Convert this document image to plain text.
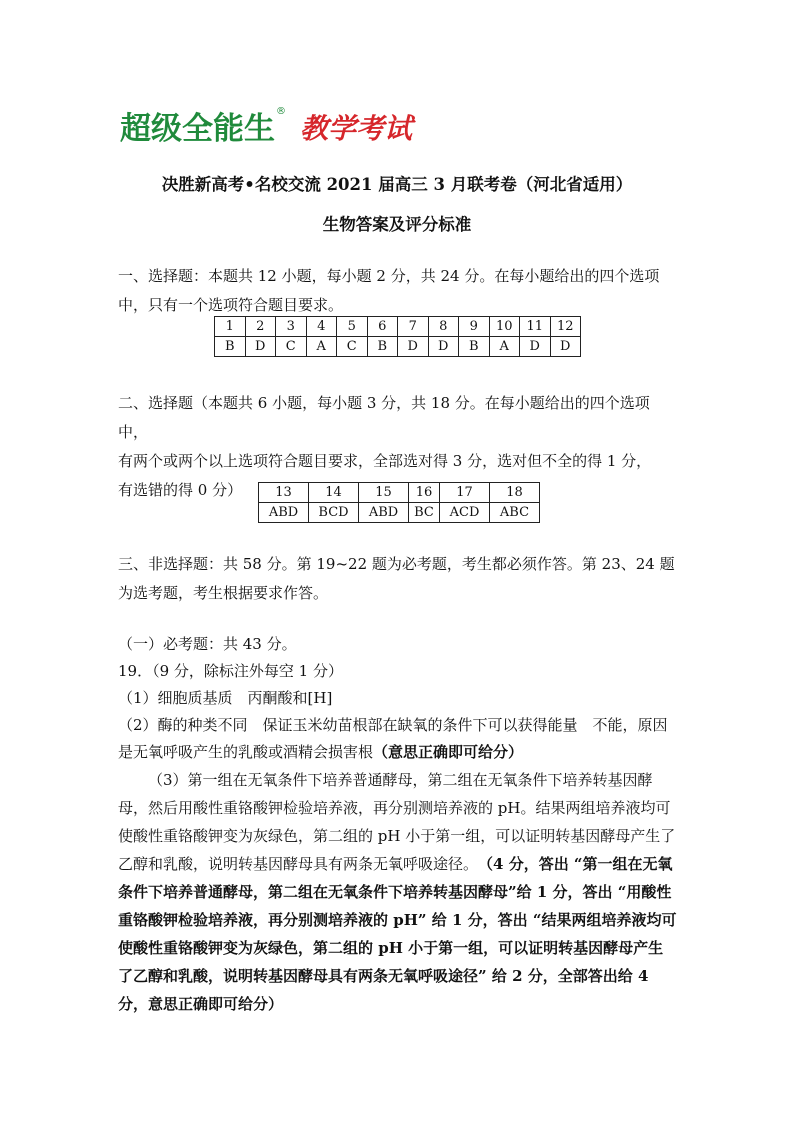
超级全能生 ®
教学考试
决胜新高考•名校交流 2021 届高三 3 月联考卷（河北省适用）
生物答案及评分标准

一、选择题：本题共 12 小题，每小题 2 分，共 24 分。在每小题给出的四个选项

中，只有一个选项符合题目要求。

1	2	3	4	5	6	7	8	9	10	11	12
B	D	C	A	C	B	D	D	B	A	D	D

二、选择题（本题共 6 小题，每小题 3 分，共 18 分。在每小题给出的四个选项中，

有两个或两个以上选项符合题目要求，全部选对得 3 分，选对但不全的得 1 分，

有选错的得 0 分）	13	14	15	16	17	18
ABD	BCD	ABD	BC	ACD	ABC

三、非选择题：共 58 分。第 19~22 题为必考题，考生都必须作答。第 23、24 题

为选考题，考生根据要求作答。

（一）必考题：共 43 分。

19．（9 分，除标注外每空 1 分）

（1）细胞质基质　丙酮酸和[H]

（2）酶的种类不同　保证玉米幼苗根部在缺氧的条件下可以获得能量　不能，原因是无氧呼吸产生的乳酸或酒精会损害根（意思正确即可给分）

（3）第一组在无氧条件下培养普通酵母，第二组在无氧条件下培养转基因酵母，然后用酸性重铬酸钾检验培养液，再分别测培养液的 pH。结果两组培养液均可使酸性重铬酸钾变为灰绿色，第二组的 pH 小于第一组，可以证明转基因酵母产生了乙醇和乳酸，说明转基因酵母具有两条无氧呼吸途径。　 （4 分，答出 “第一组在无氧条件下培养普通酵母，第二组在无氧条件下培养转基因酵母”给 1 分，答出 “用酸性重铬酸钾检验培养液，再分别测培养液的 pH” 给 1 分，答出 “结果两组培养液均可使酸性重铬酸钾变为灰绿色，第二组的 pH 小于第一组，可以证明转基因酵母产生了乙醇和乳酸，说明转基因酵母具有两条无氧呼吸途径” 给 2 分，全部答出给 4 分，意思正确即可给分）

====================

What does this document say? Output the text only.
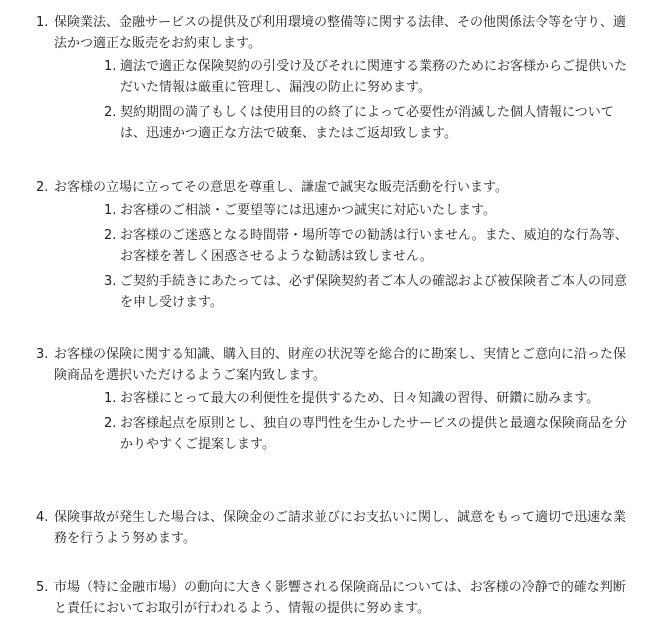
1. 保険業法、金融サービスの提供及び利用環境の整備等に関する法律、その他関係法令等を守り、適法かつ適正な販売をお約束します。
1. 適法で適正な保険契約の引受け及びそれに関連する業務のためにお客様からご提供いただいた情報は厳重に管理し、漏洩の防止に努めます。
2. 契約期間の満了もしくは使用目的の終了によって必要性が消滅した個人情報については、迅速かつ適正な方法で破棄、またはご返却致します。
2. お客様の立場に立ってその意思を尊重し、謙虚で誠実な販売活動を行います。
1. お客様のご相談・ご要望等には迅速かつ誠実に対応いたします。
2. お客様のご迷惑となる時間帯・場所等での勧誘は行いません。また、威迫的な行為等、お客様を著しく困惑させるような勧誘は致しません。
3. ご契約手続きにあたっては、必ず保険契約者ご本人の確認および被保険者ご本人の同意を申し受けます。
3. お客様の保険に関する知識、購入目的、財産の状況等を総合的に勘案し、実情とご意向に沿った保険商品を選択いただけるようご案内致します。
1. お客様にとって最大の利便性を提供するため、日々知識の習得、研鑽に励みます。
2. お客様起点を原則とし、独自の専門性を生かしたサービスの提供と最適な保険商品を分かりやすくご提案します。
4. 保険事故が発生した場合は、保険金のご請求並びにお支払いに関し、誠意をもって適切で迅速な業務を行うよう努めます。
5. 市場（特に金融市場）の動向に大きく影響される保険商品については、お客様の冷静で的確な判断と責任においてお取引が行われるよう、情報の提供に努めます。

====================

_WORK TO DO:_
Among the lines of the listing, how many hold the string "text"? Respond with only the number.

_RESULT BELOW:_
2